* What is required *
The records follow. Give them all back exactly.

Record extracts START

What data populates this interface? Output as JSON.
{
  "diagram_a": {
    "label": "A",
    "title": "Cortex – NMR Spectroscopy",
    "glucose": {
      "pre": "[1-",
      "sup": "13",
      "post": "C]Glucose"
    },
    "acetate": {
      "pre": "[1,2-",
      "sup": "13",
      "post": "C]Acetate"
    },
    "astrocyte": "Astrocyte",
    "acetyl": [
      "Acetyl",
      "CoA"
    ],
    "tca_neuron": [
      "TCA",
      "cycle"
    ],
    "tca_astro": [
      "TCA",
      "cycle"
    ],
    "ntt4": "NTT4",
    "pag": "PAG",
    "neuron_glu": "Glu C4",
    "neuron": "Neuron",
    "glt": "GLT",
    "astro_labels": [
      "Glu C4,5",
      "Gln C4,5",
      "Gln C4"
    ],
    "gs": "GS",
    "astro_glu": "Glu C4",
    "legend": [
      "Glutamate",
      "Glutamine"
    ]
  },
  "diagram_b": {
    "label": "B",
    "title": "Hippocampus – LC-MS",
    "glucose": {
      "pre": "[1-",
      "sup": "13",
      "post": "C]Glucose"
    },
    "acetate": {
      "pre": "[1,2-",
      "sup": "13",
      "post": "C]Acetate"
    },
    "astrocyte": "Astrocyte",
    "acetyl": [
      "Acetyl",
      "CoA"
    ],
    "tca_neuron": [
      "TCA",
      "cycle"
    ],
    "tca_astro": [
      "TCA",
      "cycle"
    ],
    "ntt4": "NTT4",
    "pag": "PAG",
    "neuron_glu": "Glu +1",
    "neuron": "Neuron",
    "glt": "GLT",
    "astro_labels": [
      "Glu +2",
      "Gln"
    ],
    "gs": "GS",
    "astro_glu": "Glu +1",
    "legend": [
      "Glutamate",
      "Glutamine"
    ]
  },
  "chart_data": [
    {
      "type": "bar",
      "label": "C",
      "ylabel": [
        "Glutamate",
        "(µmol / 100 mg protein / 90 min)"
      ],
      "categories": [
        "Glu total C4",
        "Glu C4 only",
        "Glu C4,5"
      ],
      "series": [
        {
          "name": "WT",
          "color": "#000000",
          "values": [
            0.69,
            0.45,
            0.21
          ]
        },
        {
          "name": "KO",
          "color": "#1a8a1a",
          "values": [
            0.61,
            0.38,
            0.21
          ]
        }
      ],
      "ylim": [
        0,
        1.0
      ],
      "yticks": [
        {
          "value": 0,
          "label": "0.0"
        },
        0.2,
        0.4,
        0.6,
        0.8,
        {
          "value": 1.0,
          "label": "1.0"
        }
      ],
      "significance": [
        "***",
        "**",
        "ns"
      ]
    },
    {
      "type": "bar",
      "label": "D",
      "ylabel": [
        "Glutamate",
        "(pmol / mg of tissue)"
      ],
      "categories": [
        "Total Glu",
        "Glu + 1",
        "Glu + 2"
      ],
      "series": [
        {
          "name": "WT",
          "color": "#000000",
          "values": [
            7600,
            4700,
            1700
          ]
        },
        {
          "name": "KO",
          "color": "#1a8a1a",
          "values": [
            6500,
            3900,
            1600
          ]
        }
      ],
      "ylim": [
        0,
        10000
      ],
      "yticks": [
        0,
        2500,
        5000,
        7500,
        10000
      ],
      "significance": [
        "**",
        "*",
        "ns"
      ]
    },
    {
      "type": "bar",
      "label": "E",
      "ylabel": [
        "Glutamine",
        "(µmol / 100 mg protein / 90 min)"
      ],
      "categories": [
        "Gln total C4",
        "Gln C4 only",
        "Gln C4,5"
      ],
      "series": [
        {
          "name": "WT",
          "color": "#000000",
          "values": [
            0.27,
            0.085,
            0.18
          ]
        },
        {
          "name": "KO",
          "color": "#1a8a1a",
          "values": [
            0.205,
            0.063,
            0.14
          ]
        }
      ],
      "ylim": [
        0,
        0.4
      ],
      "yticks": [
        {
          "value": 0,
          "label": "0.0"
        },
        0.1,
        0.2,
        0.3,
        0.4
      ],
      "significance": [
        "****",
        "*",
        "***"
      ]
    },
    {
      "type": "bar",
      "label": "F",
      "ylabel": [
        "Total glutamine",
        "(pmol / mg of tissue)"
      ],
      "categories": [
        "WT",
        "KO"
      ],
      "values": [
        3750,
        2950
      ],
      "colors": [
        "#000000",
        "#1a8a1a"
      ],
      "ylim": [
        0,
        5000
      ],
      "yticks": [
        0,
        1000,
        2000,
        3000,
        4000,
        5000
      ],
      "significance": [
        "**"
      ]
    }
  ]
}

Record extracts END

* Exercise response *
What data populates this interface? Output as JSON.
{
  "diagram_a": {
    "label": "A",
    "title": "Cortex – NMR Spectroscopy",
    "glucose": {
      "pre": "[1-",
      "sup": "13",
      "post": "C]Glucose"
    },
    "acetate": {
      "pre": "[1,2-",
      "sup": "13",
      "post": "C]Acetate"
    },
    "astrocyte": "Astrocyte",
    "acetyl": [
      "Acetyl",
      "CoA"
    ],
    "tca_neuron": [
      "TCA",
      "cycle"
    ],
    "tca_astro": [
      "TCA",
      "cycle"
    ],
    "ntt4": "NTT4",
    "pag": "PAG",
    "neuron_glu": "Glu C4",
    "neuron": "Neuron",
    "glt": "GLT",
    "astro_labels": [
      "Glu C4,5",
      "Gln C4,5",
      "Gln C4"
    ],
    "gs": "GS",
    "astro_glu": "Glu C4",
    "legend": [
      "Glutamate",
      "Glutamine"
    ]
  },
  "diagram_b": {
    "label": "B",
    "title": "Hippocampus – LC-MS",
    "glucose": {
      "pre": "[1-",
      "sup": "13",
      "post": "C]Glucose"
    },
    "acetate": {
      "pre": "[1,2-",
      "sup": "13",
      "post": "C]Acetate"
    },
    "astrocyte": "Astrocyte",
    "acetyl": [
      "Acetyl",
      "CoA"
    ],
    "tca_neuron": [
      "TCA",
      "cycle"
    ],
    "tca_astro": [
      "TCA",
      "cycle"
    ],
    "ntt4": "NTT4",
    "pag": "PAG",
    "neuron_glu": "Glu +1",
    "neuron": "Neuron",
    "glt": "GLT",
    "astro_labels": [
      "Glu +2",
      "Gln"
    ],
    "gs": "GS",
    "astro_glu": "Glu +1",
    "legend": [
      "Glutamate",
      "Glutamine"
    ]
  },
  "chart_data": [
    {
      "type": "bar",
      "label": "C",
      "ylabel": [
        "Glutamate",
        "(µmol / 100 mg protein / 90 min)"
      ],
      "categories": [
        "Glu total C4",
        "Glu C4 only",
        "Glu C4,5"
      ],
      "series": [
        {
          "name": "WT",
          "color": "#000000",
          "values": [
            0.69,
            0.45,
            0.21
          ]
        },
        {
          "name": "KO",
          "color": "#1a8a1a",
          "values": [
            0.61,
            0.38,
            0.21
          ]
        }
      ],
      "ylim": [
        0,
        1.0
      ],
      "yticks": [
        {
          "value": 0,
          "label": "0.0"
        },
        0.2,
        0.4,
        0.6,
        0.8,
        {
          "value": 1.0,
          "label": "1.0"
        }
      ],
      "significance": [
        "***",
        "**",
        "ns"
      ]
    },
    {
      "type": "bar",
      "label": "D",
      "ylabel": [
        "Glutamate",
        "(pmol / mg of tissue)"
      ],
      "categories": [
        "Total Glu",
        "Glu + 1",
        "Glu + 2"
      ],
      "series": [
        {
          "name": "WT",
          "color": "#000000",
          "values": [
            7600,
            4700,
            1700
          ]
        },
        {
          "name": "KO",
          "color": "#1a8a1a",
          "values": [
            6500,
            3900,
            1600
          ]
        }
      ],
      "ylim": [
        0,
        10000
      ],
      "yticks": [
        0,
        2500,
        5000,
        7500,
        10000
      ],
      "significance": [
        "**",
        "*",
        "ns"
      ]
    },
    {
      "type": "bar",
      "label": "E",
      "ylabel": [
        "Glutamine",
        "(µmol / 100 mg protein / 90 min)"
      ],
      "categories": [
        "Gln total C4",
        "Gln C4 only",
        "Gln C4,5"
      ],
      "series": [
        {
          "name": "WT",
          "color": "#000000",
          "values": [
            0.27,
            0.085,
            0.18
          ]
        },
        {
          "name": "KO",
          "color": "#1a8a1a",
          "values": [
            0.205,
            0.063,
            0.14
          ]
        }
      ],
      "ylim": [
        0,
        0.4
      ],
      "yticks": [
        {
          "value": 0,
          "label": "0.0"
        },
        0.1,
        0.2,
        0.3,
        0.4
      ],
      "significance": [
        "****",
        "*",
        "***"
      ]
    },
    {
      "type": "bar",
      "label": "F",
      "ylabel": [
        "Total glutamine",
        "(pmol / mg of tissue)"
      ],
      "categories": [
        "WT",
        "KO"
      ],
      "values": [
        3750,
        2950
      ],
      "colors": [
        "#000000",
        "#1a8a1a"
      ],
      "ylim": [
        0,
        5000
      ],
      "yticks": [
        0,
        1000,
        2000,
        3000,
        4000,
        5000
      ],
      "significance": [
        "**"
      ]
    }
  ]
}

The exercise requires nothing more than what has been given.